## [Stated goal]
Copy all lines of the listing that include the string "signal".

─── Data shown ───

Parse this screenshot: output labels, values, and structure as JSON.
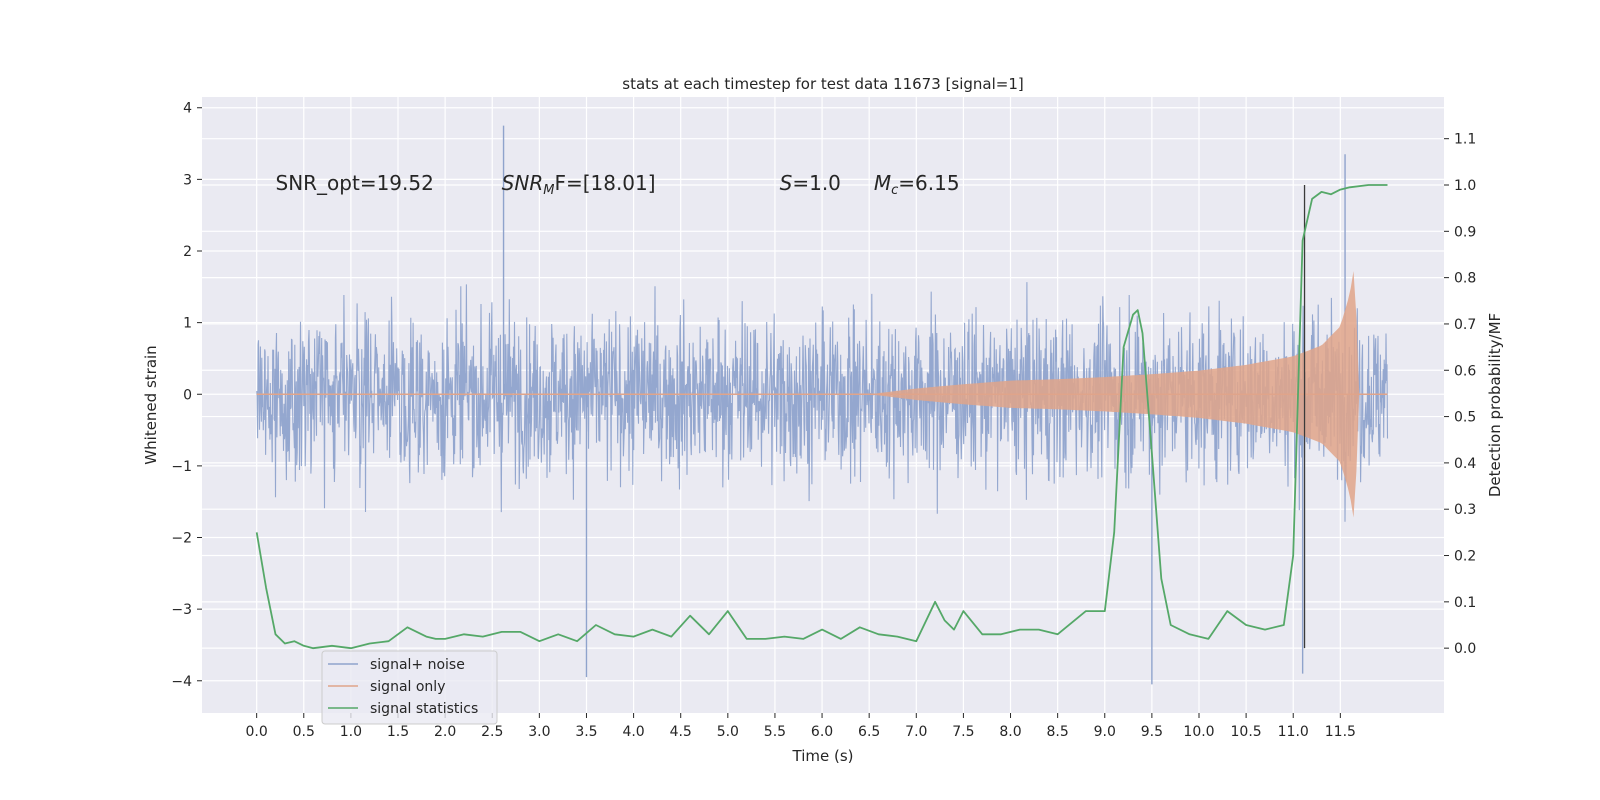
{
  "chart_data": {
    "type": "line",
    "title": "stats at each timestep for test data 11673 [signal=1]",
    "xlabel": "Time (s)",
    "ylabel": "Whitened strain",
    "y2label": "Detection probability/MF",
    "xlim": [
      -0.58,
      12.6
    ],
    "ylim": [
      -4.45,
      4.15
    ],
    "y2lim": [
      -0.14,
      1.19
    ],
    "x_ticks": [
      "0.0",
      "0.5",
      "1.0",
      "1.5",
      "2.0",
      "2.5",
      "3.0",
      "3.5",
      "4.0",
      "4.5",
      "5.0",
      "5.5",
      "6.0",
      "6.5",
      "7.0",
      "7.5",
      "8.0",
      "8.5",
      "9.0",
      "9.5",
      "10.0",
      "10.5",
      "11.0",
      "11.5"
    ],
    "y_ticks": [
      "4",
      "3",
      "2",
      "1",
      "0",
      "−1",
      "−2",
      "−3",
      "−4"
    ],
    "y_tick_values": [
      4,
      3,
      2,
      1,
      0,
      -1,
      -2,
      -3,
      -4
    ],
    "y2_ticks": [
      "1.1",
      "1.0",
      "0.9",
      "0.8",
      "0.7",
      "0.6",
      "0.5",
      "0.4",
      "0.3",
      "0.2",
      "0.1",
      "0.0"
    ],
    "y2_tick_values": [
      1.1,
      1.0,
      0.9,
      0.8,
      0.7,
      0.6,
      0.5,
      0.4,
      0.3,
      0.2,
      0.1,
      0.0
    ],
    "grid": true,
    "legend_position": "lower-left",
    "series": [
      {
        "name": "signal+ noise",
        "color": "#8fa3cc",
        "axis": "left",
        "description": "whitened strain data, roughly ±2 with spikes to ±4",
        "x_range": [
          0.0,
          12.0
        ],
        "peaks": [
          [
            2.62,
            3.75
          ],
          [
            3.5,
            -3.95
          ],
          [
            9.5,
            -4.05
          ],
          [
            11.1,
            -3.9
          ],
          [
            11.55,
            3.35
          ]
        ]
      },
      {
        "name": "signal only",
        "color": "#dd8452",
        "axis": "left",
        "description": "chirp signal envelope growing from ~6.8 s to merger ~11.65 s",
        "envelope_x": [
          0.0,
          6.5,
          7.0,
          7.5,
          8.0,
          8.5,
          9.0,
          9.5,
          10.0,
          10.5,
          11.0,
          11.3,
          11.5,
          11.6,
          11.65,
          11.7,
          12.0
        ],
        "envelope_y": [
          0.0,
          0.0,
          0.08,
          0.14,
          0.19,
          0.21,
          0.24,
          0.28,
          0.33,
          0.41,
          0.53,
          0.68,
          0.95,
          1.4,
          1.8,
          0.0,
          0.0
        ]
      },
      {
        "name": "signal statistics",
        "color": "#55a868",
        "axis": "right",
        "x": [
          0.0,
          0.1,
          0.2,
          0.3,
          0.4,
          0.5,
          0.6,
          0.8,
          1.0,
          1.2,
          1.4,
          1.6,
          1.8,
          1.9,
          2.0,
          2.2,
          2.4,
          2.6,
          2.8,
          3.0,
          3.2,
          3.4,
          3.6,
          3.8,
          4.0,
          4.2,
          4.4,
          4.6,
          4.8,
          5.0,
          5.2,
          5.4,
          5.6,
          5.8,
          6.0,
          6.2,
          6.4,
          6.6,
          6.8,
          7.0,
          7.2,
          7.3,
          7.4,
          7.5,
          7.7,
          7.9,
          8.1,
          8.3,
          8.5,
          8.8,
          9.0,
          9.1,
          9.2,
          9.3,
          9.35,
          9.4,
          9.5,
          9.6,
          9.7,
          9.9,
          10.1,
          10.3,
          10.5,
          10.7,
          10.9,
          11.0,
          11.1,
          11.2,
          11.3,
          11.4,
          11.5,
          11.6,
          11.8,
          12.0
        ],
        "y": [
          0.25,
          0.13,
          0.03,
          0.01,
          0.015,
          0.005,
          0.0,
          0.005,
          0.0,
          0.01,
          0.015,
          0.045,
          0.025,
          0.02,
          0.02,
          0.03,
          0.025,
          0.035,
          0.035,
          0.015,
          0.03,
          0.015,
          0.05,
          0.03,
          0.025,
          0.04,
          0.025,
          0.07,
          0.03,
          0.08,
          0.02,
          0.02,
          0.025,
          0.02,
          0.04,
          0.02,
          0.045,
          0.03,
          0.025,
          0.015,
          0.1,
          0.06,
          0.04,
          0.08,
          0.03,
          0.03,
          0.04,
          0.04,
          0.03,
          0.08,
          0.08,
          0.25,
          0.65,
          0.72,
          0.73,
          0.68,
          0.42,
          0.15,
          0.05,
          0.03,
          0.02,
          0.08,
          0.05,
          0.04,
          0.05,
          0.2,
          0.88,
          0.97,
          0.985,
          0.98,
          0.99,
          0.995,
          1.0,
          1.0
        ]
      }
    ],
    "vline_x": 11.12,
    "annotations": [
      {
        "text": "SNR_opt=19.52",
        "x": 0.2,
        "y": 2.85
      },
      {
        "main": "SNR",
        "sub": "M",
        "rest": "F=[18.01]",
        "x": 2.6,
        "y": 2.85
      },
      {
        "main": "S",
        "rest": "=1.0",
        "x": 5.55,
        "y": 2.85
      },
      {
        "main": "M",
        "sub": "c",
        "rest": "=6.15",
        "x": 6.55,
        "y": 2.85
      }
    ]
  }
}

───

## [Solution for this problem]
    "title": "stats at each timestep for test data 11673 [signal=1]",
        "name": "signal+ noise",
        "name": "signal only",
        "description": "chirp signal envelope growing from ~6.8 s to merger ~11.65 s",
        "name": "signal statistics",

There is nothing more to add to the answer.